(Task requirements) In the records that follow, locate every line with "this" and extract it.

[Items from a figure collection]
■ ■ ■

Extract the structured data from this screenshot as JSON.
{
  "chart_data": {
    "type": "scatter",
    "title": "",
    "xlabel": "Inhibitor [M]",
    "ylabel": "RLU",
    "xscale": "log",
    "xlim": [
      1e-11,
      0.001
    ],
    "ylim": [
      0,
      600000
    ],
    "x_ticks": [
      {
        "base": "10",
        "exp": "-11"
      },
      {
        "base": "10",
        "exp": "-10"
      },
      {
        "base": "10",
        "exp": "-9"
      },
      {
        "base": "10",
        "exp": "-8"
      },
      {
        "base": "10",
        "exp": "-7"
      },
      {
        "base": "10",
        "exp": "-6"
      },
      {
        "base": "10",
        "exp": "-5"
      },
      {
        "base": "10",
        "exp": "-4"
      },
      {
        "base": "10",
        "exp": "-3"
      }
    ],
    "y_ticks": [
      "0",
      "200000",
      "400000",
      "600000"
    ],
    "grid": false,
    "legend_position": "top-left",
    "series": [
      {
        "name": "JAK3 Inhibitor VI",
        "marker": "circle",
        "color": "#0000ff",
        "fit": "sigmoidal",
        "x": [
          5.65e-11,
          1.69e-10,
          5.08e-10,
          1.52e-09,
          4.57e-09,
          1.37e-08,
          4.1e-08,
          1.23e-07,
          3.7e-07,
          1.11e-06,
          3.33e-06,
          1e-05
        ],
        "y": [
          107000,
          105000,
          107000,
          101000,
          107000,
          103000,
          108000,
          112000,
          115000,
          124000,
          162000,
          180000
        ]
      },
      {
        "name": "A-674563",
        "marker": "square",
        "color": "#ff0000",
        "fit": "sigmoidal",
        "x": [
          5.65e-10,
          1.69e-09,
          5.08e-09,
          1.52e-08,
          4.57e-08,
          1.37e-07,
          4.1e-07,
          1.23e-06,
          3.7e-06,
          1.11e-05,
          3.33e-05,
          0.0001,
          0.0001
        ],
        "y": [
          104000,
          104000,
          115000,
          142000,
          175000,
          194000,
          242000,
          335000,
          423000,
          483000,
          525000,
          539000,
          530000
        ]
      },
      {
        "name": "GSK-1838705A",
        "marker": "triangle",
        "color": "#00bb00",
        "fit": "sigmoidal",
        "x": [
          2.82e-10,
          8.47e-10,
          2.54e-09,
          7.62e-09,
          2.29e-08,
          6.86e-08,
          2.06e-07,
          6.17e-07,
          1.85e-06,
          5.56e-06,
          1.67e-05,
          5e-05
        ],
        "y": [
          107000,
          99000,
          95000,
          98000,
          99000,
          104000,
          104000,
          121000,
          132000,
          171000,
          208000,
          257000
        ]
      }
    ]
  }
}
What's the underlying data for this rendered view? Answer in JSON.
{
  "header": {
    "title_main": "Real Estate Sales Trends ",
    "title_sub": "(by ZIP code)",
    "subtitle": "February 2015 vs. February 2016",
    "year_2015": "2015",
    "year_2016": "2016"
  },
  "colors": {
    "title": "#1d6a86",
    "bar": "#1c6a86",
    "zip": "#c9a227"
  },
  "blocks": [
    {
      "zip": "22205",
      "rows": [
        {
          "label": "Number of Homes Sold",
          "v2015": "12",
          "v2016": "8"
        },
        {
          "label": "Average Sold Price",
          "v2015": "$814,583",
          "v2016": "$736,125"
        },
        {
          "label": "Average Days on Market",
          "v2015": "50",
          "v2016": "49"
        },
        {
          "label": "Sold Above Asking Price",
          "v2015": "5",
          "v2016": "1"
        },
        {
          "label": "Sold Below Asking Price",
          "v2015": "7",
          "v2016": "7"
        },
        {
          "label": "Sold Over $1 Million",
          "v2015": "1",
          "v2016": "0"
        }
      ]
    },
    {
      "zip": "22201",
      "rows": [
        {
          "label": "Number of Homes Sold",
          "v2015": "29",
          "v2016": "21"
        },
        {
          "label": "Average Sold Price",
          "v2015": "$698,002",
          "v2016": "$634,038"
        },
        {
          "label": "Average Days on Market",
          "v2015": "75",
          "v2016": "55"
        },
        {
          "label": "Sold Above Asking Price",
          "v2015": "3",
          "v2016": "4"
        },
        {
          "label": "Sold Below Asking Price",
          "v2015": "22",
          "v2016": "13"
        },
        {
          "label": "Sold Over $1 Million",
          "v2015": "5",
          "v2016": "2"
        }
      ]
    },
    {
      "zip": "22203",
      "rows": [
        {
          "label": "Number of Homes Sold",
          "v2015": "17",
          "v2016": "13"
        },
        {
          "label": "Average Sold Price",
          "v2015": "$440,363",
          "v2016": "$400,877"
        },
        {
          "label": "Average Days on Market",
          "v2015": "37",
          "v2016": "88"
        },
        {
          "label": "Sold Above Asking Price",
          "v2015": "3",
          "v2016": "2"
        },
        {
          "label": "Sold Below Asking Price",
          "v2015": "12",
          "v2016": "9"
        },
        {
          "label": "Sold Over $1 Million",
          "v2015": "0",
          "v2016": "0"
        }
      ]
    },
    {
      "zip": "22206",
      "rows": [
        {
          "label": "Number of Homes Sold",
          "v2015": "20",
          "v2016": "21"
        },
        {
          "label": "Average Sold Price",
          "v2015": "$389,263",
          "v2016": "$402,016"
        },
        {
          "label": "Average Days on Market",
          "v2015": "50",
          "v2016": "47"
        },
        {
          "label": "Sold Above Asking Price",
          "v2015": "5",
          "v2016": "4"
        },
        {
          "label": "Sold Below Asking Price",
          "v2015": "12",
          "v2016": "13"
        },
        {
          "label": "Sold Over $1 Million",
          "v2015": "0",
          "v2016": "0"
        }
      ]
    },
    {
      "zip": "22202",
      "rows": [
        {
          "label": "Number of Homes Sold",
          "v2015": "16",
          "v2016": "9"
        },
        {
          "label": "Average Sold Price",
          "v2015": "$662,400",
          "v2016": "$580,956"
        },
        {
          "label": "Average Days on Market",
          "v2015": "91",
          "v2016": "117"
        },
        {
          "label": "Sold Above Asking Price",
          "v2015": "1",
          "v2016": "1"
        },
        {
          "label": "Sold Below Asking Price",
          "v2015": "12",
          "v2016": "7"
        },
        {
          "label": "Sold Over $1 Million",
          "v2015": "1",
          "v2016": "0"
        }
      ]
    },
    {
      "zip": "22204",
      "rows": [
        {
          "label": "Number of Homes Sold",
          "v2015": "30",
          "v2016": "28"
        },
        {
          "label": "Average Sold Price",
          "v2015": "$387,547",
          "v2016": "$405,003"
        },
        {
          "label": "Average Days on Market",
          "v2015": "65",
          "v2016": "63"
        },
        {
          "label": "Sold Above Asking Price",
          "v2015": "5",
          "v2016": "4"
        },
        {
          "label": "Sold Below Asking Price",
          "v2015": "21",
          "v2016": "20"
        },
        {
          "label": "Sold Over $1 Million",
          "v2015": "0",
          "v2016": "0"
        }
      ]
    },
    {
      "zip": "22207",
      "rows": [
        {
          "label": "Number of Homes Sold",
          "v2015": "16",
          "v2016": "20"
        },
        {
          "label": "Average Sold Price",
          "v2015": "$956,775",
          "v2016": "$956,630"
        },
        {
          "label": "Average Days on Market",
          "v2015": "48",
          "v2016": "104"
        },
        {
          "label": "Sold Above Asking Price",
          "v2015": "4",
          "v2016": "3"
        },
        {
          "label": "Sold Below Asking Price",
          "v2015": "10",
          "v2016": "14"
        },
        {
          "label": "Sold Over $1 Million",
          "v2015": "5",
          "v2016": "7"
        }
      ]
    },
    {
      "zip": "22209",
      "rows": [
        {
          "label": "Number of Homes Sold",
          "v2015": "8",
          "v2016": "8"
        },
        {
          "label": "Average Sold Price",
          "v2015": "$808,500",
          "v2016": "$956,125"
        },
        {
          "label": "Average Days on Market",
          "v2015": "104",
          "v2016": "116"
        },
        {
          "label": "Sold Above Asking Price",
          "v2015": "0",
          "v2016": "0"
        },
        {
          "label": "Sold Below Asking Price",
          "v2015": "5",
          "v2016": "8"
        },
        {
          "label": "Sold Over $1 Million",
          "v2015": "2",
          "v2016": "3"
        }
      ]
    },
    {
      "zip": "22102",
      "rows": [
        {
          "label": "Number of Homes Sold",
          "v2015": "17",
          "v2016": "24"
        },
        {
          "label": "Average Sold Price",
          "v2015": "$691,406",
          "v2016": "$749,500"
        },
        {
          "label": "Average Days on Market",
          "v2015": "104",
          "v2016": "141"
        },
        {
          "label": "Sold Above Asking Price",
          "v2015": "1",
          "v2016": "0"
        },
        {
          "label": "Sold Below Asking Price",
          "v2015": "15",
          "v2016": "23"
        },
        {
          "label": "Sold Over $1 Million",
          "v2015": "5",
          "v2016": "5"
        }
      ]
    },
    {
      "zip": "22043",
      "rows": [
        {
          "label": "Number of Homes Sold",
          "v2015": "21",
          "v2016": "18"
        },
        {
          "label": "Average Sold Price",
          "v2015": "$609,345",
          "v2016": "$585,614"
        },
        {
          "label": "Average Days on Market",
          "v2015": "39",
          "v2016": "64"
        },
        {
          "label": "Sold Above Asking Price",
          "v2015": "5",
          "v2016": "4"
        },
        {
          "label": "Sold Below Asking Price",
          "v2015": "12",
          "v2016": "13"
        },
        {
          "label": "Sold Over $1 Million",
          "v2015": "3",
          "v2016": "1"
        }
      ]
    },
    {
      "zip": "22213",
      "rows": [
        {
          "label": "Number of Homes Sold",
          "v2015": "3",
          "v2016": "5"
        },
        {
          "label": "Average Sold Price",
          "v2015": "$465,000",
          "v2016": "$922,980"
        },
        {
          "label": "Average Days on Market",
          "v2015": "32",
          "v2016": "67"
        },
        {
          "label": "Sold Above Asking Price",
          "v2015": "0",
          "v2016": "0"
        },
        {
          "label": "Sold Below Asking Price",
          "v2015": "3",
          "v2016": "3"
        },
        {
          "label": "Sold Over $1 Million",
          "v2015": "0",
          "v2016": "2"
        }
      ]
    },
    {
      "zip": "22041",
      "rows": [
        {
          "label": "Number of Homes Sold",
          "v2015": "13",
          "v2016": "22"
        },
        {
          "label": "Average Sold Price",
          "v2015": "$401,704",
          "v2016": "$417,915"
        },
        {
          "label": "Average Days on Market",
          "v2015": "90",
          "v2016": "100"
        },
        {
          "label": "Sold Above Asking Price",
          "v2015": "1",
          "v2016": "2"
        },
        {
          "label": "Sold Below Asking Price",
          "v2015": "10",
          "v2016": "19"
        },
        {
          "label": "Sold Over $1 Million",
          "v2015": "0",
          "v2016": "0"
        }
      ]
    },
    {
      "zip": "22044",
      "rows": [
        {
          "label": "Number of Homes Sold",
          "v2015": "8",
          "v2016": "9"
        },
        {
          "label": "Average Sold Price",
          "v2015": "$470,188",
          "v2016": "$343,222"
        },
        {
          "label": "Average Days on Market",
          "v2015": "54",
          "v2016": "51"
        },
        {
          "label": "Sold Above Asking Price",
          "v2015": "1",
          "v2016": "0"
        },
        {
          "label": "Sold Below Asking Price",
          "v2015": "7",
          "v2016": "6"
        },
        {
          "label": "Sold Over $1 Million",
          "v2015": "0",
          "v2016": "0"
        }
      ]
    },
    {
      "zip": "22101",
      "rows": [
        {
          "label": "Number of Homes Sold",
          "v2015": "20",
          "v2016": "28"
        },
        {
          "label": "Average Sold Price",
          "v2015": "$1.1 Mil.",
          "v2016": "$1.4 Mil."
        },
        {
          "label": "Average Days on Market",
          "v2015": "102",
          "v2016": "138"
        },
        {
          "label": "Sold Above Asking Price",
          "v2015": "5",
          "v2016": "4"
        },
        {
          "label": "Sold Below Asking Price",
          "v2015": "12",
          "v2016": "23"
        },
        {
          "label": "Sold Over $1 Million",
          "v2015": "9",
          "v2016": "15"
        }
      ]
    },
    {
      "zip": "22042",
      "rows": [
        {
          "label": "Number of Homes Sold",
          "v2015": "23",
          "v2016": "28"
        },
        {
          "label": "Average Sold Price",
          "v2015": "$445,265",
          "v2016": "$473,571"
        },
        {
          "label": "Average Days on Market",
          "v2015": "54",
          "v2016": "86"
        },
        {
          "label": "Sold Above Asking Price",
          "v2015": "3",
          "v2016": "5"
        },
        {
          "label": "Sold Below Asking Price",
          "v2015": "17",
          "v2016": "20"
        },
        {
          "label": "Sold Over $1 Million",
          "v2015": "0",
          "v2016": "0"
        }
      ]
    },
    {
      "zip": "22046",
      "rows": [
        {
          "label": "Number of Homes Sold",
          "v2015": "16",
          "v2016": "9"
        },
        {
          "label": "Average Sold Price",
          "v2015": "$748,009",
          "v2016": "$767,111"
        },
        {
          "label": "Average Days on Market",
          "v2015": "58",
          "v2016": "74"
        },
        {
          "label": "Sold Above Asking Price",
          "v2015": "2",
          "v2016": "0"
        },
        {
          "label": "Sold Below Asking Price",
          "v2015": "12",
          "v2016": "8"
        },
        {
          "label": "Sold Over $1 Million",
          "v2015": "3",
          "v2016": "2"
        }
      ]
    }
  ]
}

■ ■ ■

(Written reply)
Extract the structured data from this screenshot as JSON.
What's the underlying data for this rendered view? Answer in JSON.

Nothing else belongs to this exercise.